**REQUIREMENT:** Leave out the pictures and copy the remaining records exactly.

--- START OF EXERCISE MATERIAL ---

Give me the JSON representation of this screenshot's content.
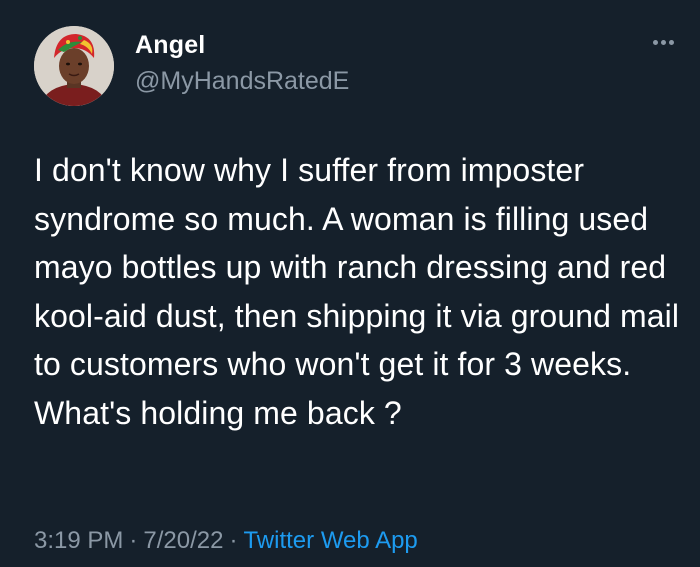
{
  "author": {
    "name": "Angel",
    "handle": "@MyHandsRatedE"
  },
  "tweet": {
    "text": "I don't know why I suffer from imposter syndrome so much. A woman is filling used mayo bottles up with ranch dressing and red kool-aid dust, then shipping it via ground mail to customers who won't get it for 3 weeks. What's holding me back ?"
  },
  "meta": {
    "time": "3:19 PM",
    "separator": "·",
    "date": "7/20/22",
    "source": "Twitter Web App"
  },
  "icons": {
    "more": "more-options-icon"
  },
  "colors": {
    "background": "#15202b",
    "text": "#ffffff",
    "secondary": "#8b98a5",
    "link": "#1d9bf0"
  }
}
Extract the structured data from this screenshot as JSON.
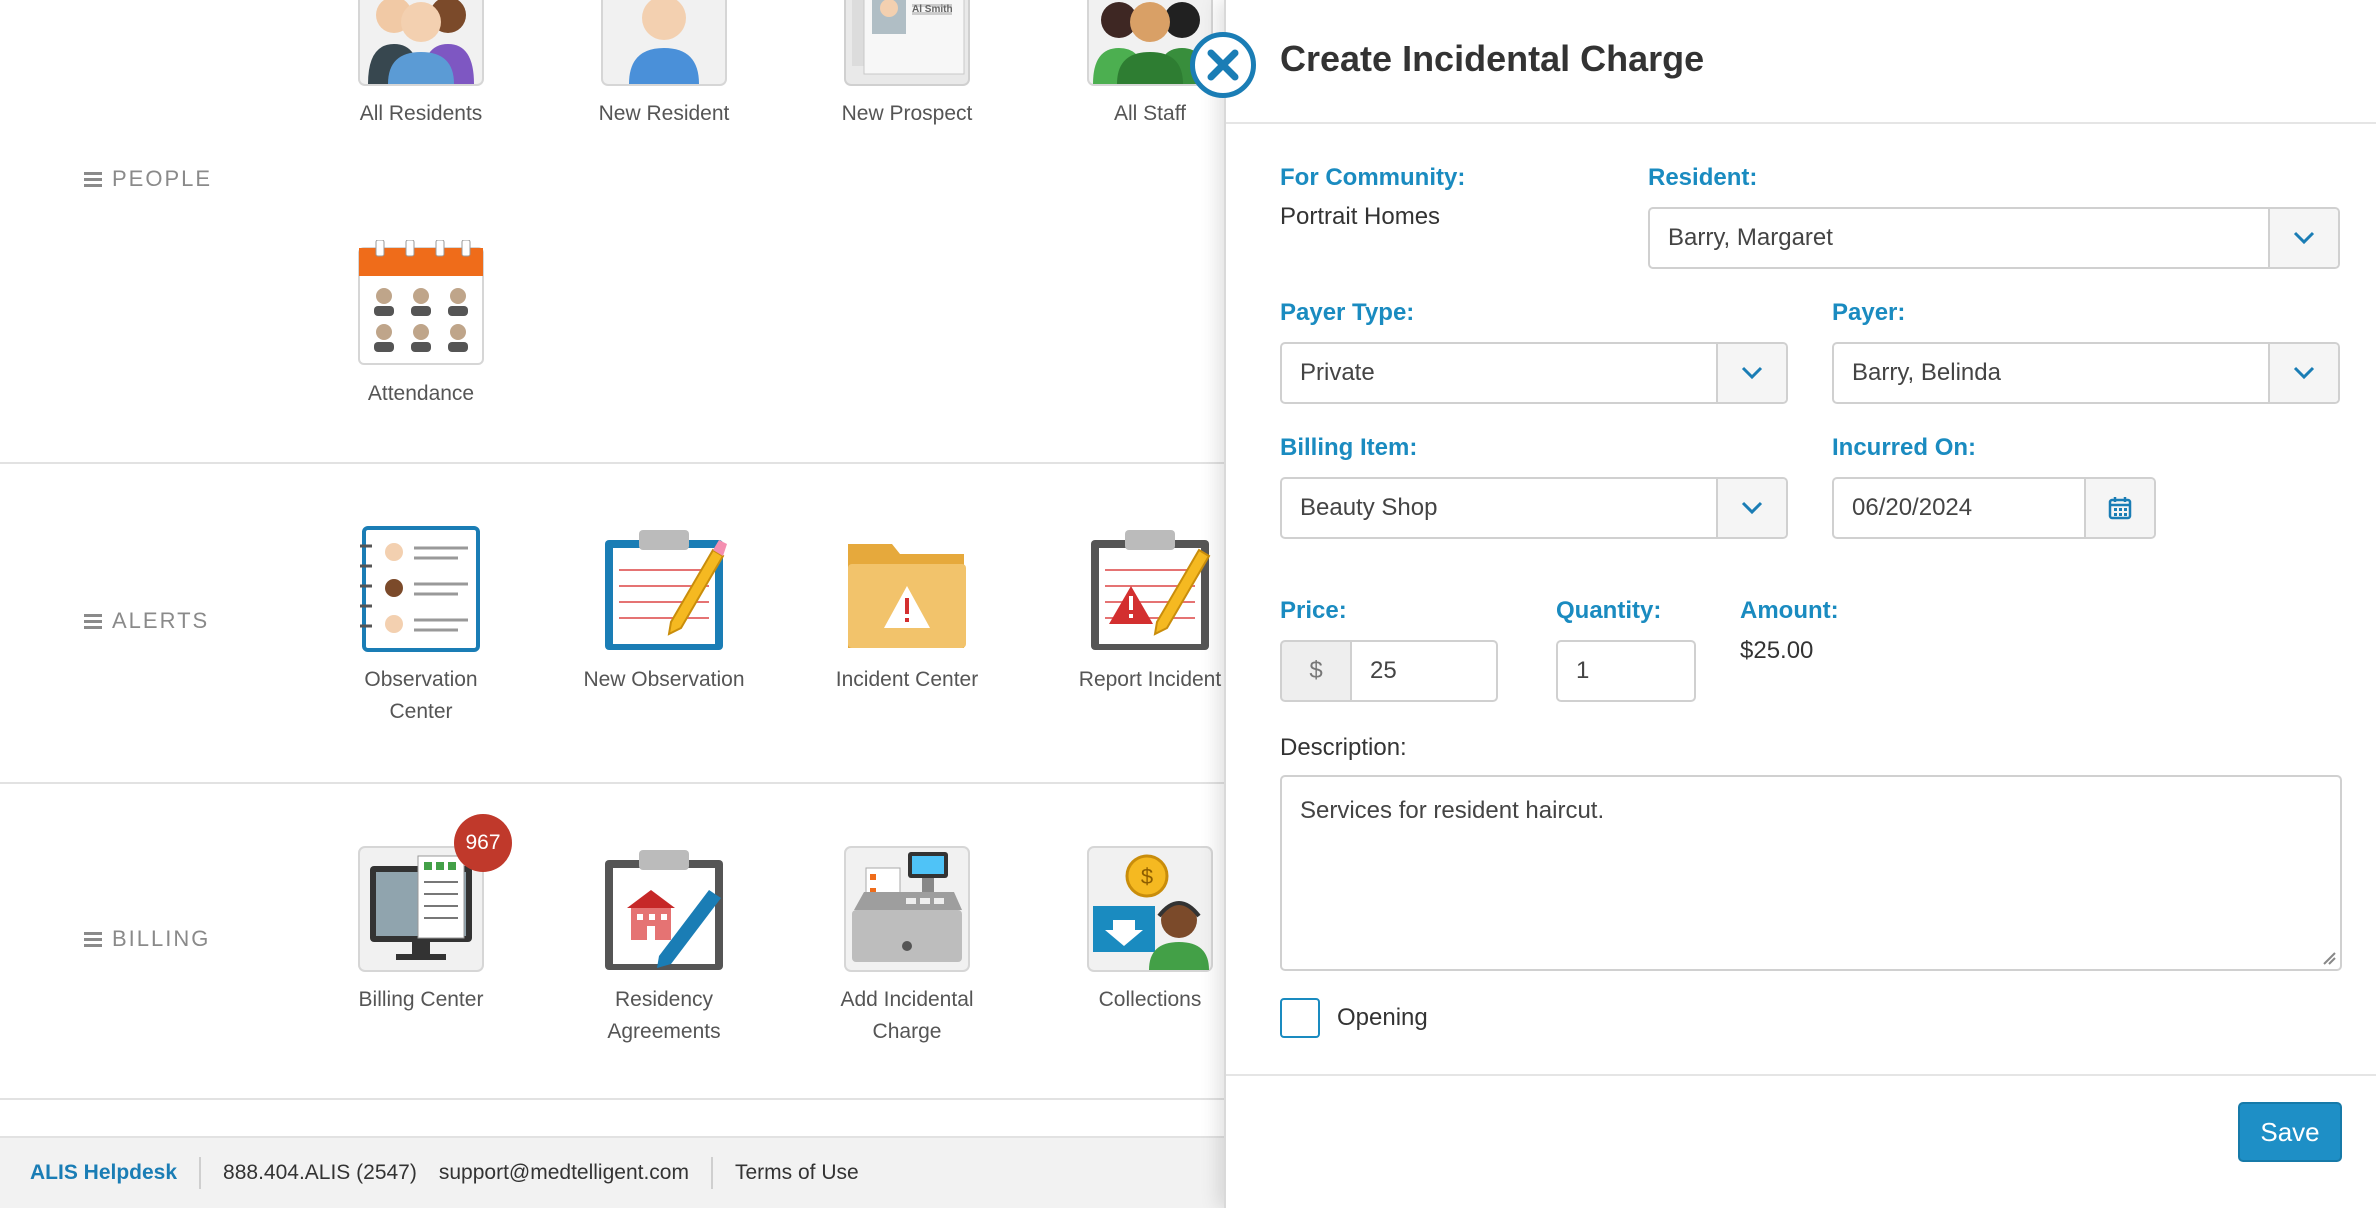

--- END OF EXERCISE MATERIAL ---

**ANSWER FOR THE TASK:**
Give me the JSON representation of this screenshot's content.
{
  "author": {
    "name": "Angel",
    "handle": "@MyHandsRatedE"
  },
  "tweet": {
    "text": "I don't know why I suffer from imposter syndrome so much. A woman is filling used mayo bottles up with ranch dressing and red kool-aid dust, then shipping it via ground mail to customers who won't get it for 3 weeks. What's holding me back ?"
  },
  "meta": {
    "time": "3:19 PM",
    "separator": "·",
    "date": "7/20/22",
    "source": "Twitter Web App"
  },
  "icons": {
    "more": "more-options-icon"
  },
  "colors": {
    "background": "#15202b",
    "text": "#ffffff",
    "secondary": "#8b98a5",
    "link": "#1d9bf0"
  }
}
Extract the structured data from this screenshot as JSON.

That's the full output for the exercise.